**Problem requirements**
All lines in which the word "piece" occurs are to be extracted.

**Data supplied**
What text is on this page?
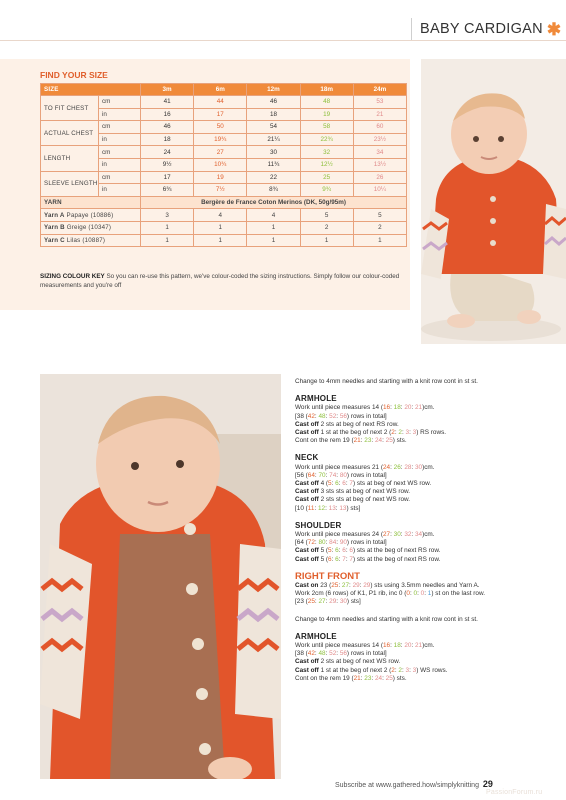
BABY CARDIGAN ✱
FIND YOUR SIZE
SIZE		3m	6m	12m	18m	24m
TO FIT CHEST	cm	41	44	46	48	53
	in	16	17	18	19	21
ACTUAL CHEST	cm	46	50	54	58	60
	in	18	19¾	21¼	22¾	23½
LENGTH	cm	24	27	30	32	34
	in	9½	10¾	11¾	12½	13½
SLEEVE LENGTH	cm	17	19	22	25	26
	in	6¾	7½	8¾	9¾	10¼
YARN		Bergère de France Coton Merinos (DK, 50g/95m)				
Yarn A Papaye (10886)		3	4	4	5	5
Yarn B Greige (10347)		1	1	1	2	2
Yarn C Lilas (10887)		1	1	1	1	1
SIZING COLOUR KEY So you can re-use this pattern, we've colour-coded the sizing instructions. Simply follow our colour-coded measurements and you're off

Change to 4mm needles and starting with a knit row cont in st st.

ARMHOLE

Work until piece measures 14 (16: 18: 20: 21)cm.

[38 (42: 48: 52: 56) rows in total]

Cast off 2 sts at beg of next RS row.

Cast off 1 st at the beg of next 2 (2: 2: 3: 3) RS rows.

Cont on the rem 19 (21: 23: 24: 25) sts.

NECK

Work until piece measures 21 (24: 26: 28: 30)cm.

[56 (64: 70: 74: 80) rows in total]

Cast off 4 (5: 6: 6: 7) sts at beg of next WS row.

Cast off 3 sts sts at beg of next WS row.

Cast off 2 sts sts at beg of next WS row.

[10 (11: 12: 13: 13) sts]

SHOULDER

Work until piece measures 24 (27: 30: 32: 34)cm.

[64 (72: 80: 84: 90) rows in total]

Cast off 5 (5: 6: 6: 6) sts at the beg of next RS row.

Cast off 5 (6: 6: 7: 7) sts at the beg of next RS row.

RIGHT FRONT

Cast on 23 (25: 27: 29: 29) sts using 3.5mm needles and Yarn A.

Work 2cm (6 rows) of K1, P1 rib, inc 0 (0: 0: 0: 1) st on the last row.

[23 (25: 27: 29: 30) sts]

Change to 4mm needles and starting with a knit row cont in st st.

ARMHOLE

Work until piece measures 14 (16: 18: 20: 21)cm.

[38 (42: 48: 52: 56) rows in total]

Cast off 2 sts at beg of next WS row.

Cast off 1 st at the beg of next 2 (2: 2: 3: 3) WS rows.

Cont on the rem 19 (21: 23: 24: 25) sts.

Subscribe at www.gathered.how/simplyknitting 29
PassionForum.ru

==

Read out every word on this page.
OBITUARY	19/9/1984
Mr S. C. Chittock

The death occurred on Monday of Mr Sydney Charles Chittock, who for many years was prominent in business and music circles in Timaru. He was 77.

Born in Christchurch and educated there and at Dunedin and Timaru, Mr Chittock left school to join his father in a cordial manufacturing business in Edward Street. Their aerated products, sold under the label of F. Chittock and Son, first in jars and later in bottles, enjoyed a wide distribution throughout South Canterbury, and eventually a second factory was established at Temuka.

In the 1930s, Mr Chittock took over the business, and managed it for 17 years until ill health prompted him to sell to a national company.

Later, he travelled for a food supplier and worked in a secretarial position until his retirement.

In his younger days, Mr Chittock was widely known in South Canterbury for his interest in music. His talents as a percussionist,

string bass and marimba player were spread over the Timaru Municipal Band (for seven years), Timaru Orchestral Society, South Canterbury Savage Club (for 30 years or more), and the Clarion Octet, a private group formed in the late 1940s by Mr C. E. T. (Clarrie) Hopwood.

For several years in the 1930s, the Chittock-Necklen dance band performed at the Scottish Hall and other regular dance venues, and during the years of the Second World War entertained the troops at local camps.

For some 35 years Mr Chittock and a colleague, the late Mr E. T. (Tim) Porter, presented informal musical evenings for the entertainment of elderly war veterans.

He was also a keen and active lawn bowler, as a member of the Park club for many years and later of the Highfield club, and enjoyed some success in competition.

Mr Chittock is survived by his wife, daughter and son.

**Solution for this task**
Work until piece measures 14 (16: 18: 20: 21)cm.
Work until piece measures 21 (24: 26: 28: 30)cm.
Work until piece measures 24 (27: 30: 32: 34)cm.
Work until piece measures 14 (16: 18: 20: 21)cm.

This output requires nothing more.